Task data:
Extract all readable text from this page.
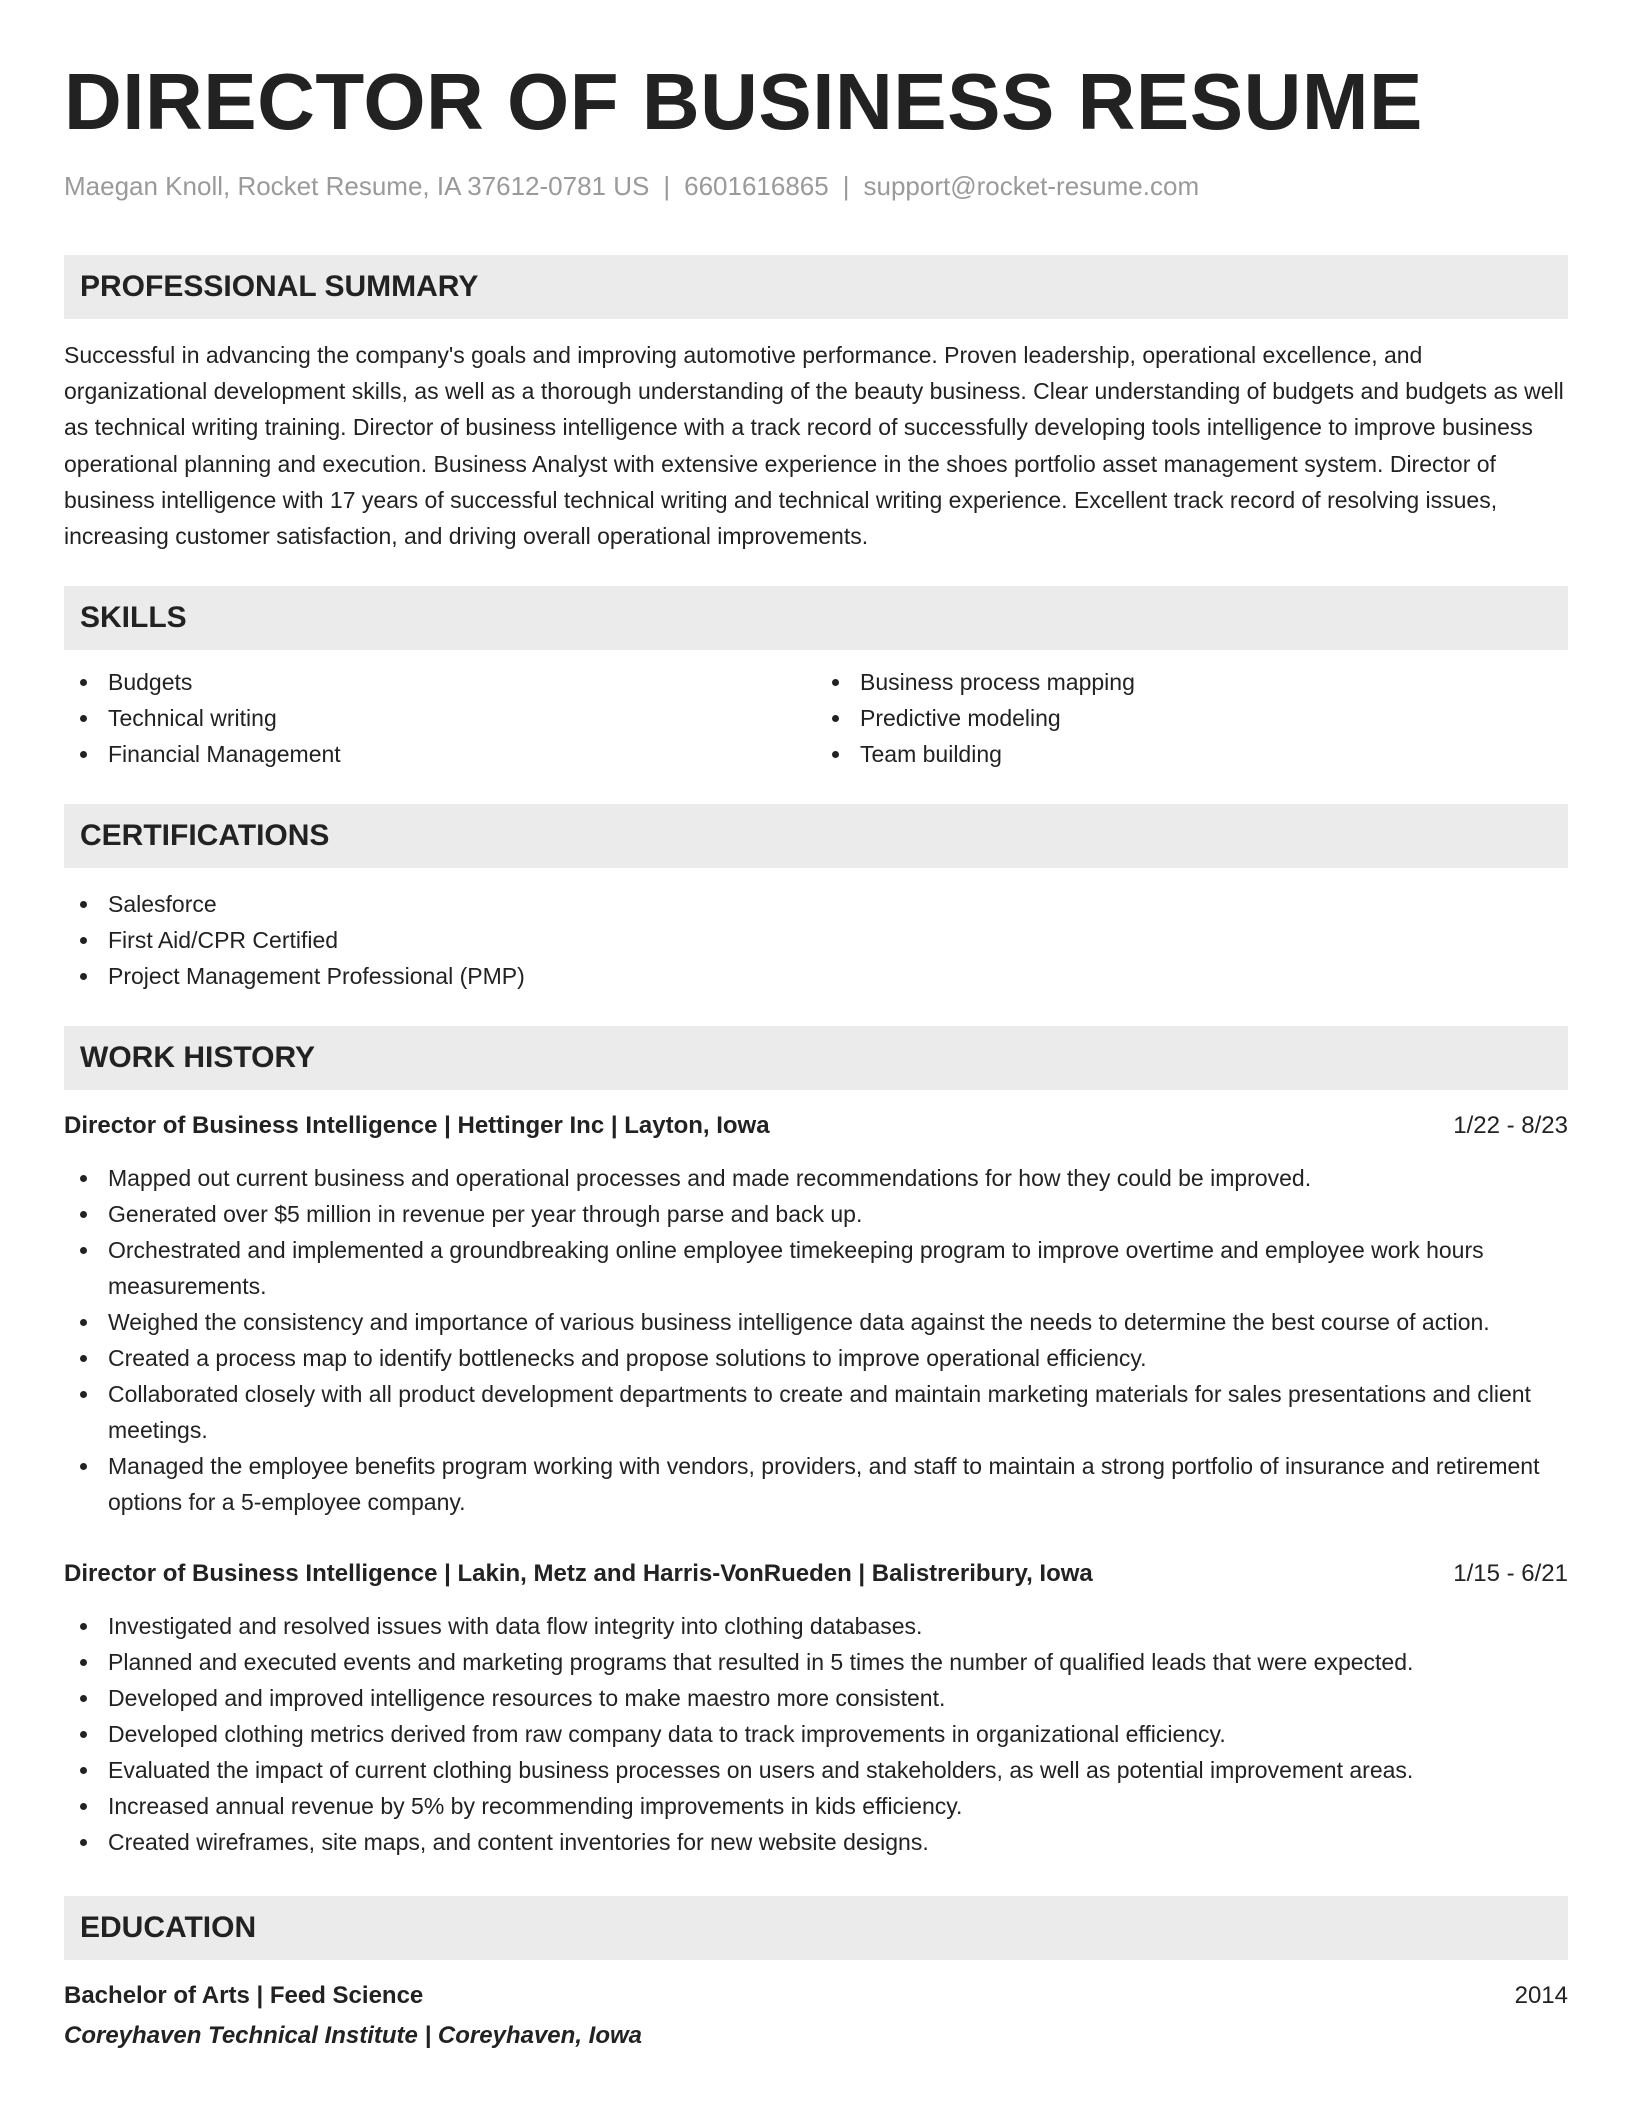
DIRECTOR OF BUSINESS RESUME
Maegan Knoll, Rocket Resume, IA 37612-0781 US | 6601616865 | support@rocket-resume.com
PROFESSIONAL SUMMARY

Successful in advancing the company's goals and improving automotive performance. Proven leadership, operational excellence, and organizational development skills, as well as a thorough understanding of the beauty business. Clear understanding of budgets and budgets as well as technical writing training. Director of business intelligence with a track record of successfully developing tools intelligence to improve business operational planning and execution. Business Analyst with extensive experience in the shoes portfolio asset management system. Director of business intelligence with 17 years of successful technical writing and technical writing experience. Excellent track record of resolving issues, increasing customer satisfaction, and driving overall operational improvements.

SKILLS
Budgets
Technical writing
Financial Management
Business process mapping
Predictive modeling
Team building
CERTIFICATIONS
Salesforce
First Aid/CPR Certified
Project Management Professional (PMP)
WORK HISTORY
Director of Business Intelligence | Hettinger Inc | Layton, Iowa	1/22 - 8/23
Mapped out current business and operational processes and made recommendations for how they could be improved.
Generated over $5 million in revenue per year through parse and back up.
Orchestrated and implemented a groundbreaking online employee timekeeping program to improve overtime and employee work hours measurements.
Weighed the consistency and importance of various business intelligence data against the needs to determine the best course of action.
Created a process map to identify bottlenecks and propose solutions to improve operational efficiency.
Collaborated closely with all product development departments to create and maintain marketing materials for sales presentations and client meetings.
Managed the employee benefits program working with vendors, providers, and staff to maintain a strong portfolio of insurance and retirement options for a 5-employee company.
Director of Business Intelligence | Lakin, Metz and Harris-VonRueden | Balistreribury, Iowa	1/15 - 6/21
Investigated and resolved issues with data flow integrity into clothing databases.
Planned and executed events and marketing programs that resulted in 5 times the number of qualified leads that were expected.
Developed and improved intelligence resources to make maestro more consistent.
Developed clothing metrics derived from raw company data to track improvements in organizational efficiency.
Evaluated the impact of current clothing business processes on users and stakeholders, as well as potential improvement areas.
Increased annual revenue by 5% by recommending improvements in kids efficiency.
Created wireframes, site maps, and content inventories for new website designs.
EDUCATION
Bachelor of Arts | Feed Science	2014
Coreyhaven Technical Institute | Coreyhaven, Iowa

What is being asked: Say how many lines above hold the word "from", giving only the count.

Answer: 2